**Problem details**
In the listing that follows, count each line containing the string "invoices" and report only the count.

---+---

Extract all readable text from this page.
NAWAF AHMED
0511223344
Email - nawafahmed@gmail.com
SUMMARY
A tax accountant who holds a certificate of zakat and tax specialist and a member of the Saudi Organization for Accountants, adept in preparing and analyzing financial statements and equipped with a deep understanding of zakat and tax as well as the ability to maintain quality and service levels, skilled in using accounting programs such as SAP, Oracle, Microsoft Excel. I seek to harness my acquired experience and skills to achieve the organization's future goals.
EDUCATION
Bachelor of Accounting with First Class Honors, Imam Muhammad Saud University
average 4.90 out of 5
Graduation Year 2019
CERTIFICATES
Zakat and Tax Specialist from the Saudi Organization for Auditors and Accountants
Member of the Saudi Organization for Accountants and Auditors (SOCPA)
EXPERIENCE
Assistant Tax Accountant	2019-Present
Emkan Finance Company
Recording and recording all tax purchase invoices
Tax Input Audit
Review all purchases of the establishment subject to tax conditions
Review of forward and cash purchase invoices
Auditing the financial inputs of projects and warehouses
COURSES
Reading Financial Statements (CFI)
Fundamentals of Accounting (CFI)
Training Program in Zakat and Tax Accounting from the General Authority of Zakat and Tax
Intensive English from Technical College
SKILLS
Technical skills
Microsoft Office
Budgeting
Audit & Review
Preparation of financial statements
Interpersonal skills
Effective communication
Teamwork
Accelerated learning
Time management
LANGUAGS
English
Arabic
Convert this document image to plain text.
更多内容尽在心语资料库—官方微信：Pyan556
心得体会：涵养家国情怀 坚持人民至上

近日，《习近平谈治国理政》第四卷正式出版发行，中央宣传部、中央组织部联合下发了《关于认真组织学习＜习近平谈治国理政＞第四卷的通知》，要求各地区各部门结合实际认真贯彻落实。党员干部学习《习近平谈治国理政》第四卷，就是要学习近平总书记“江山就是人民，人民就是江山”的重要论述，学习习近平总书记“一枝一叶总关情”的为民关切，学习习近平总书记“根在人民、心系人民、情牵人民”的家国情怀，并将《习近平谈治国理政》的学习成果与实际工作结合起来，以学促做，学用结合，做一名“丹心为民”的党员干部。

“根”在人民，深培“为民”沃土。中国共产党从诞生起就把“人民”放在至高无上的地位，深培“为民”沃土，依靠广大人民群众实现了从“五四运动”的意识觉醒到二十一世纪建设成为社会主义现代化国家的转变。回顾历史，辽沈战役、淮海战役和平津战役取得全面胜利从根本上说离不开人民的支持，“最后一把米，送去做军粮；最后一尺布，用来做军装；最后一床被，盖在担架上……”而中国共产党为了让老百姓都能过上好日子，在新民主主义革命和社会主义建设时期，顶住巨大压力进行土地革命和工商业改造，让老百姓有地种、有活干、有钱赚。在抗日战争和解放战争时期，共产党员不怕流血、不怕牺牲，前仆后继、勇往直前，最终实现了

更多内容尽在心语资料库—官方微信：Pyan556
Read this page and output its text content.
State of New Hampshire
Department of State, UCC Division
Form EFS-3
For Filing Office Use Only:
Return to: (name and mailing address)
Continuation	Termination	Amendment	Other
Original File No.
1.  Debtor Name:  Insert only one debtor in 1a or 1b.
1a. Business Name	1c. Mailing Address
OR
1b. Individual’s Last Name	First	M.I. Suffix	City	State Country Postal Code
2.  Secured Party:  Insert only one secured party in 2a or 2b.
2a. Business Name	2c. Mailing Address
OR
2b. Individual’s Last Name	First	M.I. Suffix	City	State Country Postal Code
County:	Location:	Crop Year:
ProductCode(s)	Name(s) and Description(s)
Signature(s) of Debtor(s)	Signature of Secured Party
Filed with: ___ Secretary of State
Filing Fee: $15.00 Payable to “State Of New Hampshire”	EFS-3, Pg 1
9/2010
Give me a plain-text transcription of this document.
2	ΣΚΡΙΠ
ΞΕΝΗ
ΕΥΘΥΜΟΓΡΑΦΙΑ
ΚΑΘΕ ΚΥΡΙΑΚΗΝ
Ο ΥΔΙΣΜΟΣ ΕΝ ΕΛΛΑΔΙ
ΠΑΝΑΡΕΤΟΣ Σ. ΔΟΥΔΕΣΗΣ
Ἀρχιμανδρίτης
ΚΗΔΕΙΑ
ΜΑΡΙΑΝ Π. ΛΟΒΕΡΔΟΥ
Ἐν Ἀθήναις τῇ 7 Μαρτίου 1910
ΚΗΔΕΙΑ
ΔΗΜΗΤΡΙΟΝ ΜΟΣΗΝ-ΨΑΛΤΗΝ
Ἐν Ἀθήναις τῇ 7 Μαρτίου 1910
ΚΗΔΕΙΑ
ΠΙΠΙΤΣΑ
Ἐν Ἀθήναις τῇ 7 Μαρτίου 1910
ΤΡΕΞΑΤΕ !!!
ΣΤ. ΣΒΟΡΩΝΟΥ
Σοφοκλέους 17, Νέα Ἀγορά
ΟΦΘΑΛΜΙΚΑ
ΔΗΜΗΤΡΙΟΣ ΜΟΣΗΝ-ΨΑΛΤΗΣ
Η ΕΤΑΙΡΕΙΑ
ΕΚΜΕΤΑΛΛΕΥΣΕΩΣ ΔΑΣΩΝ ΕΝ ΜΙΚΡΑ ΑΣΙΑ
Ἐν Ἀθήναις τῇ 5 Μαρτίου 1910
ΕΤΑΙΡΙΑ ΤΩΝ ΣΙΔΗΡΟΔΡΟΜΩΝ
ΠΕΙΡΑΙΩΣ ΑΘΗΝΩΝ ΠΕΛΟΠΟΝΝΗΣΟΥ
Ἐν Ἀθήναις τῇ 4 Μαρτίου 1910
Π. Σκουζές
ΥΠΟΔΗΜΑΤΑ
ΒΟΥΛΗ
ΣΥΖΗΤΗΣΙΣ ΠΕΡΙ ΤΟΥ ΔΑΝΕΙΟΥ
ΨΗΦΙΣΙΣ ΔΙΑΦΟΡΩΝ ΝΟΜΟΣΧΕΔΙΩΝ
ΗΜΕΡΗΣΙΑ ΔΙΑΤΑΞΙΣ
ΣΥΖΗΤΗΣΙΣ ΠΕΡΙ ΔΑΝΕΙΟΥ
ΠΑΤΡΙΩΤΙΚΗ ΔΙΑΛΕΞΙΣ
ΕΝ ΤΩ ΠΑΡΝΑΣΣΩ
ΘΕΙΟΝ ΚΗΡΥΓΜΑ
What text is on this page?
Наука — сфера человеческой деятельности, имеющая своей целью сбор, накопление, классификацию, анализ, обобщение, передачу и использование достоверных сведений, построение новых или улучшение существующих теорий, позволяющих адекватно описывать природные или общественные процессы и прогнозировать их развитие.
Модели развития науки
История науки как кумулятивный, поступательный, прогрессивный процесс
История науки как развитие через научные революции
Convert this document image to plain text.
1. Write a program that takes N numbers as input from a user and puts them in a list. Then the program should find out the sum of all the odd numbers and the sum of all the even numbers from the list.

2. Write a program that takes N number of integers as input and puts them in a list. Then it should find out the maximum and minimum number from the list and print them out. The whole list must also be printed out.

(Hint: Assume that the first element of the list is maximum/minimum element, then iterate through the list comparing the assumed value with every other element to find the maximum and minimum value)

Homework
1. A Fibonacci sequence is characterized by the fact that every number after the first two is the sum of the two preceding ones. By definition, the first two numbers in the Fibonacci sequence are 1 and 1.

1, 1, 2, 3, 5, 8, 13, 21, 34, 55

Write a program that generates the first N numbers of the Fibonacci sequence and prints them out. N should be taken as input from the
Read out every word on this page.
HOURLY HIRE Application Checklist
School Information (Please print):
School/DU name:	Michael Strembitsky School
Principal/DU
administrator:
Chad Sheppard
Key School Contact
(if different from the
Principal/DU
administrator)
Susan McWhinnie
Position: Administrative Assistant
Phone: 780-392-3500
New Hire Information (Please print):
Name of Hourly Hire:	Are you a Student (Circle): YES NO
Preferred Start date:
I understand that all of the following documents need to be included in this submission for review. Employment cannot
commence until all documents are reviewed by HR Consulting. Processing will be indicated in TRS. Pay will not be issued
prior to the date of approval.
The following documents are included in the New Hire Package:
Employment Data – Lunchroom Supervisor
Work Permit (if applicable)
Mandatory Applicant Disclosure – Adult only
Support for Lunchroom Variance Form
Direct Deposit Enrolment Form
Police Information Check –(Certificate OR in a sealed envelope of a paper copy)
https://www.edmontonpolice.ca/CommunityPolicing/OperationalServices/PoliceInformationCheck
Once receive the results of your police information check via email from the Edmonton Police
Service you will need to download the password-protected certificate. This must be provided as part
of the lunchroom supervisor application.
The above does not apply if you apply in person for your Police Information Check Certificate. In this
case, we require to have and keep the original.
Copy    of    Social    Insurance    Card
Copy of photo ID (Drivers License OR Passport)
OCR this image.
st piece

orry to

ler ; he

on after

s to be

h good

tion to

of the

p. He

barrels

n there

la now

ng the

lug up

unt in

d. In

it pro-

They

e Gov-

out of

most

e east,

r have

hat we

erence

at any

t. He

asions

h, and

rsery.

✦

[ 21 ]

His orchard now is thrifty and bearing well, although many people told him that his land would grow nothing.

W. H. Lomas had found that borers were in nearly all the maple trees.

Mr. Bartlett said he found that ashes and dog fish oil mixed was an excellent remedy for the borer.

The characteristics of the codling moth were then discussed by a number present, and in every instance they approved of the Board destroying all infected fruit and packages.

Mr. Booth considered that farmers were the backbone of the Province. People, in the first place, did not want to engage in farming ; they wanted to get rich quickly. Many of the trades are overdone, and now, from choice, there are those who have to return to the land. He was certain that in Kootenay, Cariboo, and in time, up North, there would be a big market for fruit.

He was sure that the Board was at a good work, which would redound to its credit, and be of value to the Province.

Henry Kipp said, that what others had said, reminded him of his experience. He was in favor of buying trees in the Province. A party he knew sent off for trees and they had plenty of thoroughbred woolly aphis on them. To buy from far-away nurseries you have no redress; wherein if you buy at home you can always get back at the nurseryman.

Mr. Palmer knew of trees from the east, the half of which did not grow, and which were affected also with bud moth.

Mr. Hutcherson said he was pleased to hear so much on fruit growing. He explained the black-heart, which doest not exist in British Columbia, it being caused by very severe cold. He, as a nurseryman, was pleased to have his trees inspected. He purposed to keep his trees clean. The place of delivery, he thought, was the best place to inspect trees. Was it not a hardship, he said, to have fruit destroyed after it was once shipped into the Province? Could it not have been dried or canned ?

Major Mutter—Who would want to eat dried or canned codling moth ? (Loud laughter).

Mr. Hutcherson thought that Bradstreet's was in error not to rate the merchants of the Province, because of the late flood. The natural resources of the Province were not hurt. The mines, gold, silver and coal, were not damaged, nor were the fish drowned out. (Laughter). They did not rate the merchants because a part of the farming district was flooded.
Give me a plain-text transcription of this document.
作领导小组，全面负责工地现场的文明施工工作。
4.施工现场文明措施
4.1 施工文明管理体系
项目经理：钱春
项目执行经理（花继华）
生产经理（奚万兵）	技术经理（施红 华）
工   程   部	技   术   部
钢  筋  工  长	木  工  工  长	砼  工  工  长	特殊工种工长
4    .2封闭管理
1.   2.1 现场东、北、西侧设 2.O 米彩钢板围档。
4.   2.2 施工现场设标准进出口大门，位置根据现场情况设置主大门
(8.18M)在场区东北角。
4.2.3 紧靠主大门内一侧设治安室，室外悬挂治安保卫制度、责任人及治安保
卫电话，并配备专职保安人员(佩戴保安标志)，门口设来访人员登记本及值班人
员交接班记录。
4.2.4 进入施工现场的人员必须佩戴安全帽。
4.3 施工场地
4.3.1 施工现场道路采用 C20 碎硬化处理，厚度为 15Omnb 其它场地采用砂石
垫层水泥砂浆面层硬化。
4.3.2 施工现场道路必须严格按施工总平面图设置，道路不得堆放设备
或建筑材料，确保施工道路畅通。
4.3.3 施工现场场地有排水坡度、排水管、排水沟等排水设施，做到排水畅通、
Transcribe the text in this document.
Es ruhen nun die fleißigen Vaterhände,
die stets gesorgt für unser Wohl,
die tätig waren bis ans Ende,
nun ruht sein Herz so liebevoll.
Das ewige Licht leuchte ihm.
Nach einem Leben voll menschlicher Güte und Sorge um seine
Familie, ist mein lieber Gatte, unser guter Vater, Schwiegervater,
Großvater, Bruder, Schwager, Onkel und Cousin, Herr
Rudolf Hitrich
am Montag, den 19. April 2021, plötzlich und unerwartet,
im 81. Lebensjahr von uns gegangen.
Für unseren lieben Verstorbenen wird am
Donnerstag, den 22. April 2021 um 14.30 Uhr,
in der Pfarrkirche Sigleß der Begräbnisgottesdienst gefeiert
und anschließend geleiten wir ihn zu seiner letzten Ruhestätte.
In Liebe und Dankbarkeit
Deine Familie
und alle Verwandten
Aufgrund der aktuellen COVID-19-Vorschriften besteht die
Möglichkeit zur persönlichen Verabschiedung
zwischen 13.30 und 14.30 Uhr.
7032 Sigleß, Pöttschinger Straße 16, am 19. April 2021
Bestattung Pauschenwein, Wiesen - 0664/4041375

---+---

**Problem solution**
2